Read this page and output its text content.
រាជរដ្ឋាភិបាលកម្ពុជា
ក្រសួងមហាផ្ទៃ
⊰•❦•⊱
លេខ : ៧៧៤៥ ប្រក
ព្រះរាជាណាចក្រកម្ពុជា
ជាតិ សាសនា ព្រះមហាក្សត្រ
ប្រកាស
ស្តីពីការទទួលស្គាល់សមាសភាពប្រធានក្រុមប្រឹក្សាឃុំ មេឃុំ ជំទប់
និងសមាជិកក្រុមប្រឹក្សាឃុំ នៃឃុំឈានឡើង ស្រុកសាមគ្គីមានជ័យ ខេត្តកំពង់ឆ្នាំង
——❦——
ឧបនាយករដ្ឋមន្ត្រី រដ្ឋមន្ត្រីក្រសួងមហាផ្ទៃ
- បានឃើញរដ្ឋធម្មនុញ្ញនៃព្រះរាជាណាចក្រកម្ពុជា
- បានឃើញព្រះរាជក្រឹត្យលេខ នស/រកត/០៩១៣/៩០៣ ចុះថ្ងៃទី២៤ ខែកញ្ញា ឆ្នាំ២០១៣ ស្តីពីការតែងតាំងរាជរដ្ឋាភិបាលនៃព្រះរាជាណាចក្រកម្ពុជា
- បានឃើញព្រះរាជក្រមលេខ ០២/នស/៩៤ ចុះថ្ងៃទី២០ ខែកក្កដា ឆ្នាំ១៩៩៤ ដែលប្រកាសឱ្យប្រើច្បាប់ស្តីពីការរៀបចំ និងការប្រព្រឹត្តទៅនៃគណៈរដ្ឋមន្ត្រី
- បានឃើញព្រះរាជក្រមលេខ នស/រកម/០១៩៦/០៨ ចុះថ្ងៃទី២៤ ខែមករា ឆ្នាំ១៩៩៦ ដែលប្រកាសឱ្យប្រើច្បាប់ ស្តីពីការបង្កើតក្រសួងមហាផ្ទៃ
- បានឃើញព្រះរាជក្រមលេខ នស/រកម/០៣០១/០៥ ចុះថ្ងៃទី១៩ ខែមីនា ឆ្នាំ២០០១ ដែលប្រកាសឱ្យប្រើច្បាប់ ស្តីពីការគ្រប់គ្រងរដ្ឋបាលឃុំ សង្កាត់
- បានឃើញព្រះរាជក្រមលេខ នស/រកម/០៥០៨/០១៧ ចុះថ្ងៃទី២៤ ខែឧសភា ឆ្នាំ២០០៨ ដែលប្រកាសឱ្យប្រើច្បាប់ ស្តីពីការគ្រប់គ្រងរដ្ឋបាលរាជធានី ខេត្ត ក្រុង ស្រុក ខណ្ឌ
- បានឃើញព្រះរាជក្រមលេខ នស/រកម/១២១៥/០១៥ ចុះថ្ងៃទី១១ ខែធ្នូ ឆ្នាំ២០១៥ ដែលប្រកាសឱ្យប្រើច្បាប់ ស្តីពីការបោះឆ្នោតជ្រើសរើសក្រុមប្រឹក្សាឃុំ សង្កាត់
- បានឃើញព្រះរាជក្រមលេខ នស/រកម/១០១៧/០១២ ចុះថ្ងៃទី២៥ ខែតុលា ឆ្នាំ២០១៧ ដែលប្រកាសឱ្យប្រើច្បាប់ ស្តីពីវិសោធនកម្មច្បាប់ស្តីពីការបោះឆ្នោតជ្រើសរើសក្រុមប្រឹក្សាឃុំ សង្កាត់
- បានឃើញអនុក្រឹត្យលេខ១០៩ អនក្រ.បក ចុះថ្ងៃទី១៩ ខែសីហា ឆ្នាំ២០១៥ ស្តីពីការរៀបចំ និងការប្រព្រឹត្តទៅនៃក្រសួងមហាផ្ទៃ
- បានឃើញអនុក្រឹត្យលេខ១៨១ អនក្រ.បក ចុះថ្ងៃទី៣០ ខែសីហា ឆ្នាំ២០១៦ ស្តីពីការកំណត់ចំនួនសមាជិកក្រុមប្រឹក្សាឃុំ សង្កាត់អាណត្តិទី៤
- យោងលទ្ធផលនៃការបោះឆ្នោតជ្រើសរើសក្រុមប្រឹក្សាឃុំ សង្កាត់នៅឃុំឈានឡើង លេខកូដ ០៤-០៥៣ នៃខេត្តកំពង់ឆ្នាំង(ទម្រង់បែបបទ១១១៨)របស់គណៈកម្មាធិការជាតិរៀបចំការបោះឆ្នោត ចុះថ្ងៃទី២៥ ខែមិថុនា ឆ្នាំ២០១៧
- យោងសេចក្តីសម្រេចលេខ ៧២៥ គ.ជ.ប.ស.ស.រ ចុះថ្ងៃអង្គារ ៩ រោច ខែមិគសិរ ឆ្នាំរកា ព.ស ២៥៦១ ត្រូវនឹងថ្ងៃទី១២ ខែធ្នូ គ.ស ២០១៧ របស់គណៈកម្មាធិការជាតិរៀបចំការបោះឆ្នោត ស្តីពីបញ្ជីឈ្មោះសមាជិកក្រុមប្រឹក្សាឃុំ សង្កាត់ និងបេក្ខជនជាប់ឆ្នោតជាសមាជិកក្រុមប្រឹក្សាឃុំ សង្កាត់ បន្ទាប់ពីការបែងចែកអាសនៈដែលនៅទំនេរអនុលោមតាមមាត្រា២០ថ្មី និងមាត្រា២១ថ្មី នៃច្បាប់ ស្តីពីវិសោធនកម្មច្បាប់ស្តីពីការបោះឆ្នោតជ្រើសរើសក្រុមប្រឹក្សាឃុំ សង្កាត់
# # #
WHAT TO WORK ON:
For each line of the listing that holds the word "រងរដ", show that line.

RESPONSE TO THE EXERCISE:
- បានឃើញព្រះរាជក្រមលេខ នស/រកម/០៣០១/០៥ ចុះថ្ងៃទី១៩ ខែមីនា ឆ្នាំ២០០១ ដែលប្រកាសឱ្យប្រើច្បាប់ ស្តីពីការគ្រប់គ្រងរដ្ឋបាលឃុំ សង្កាត់
- បានឃើញព្រះរាជក្រមលេខ នស/រកម/០៥០៨/០១៧ ចុះថ្ងៃទី២៤ ខែឧសភា ឆ្នាំ២០០៨ ដែលប្រកាសឱ្យប្រើច្បាប់ ស្តីពីការគ្រប់គ្រងរដ្ឋបាលរាជធានី ខេត្ត ក្រុង ស្រុក ខណ្ឌ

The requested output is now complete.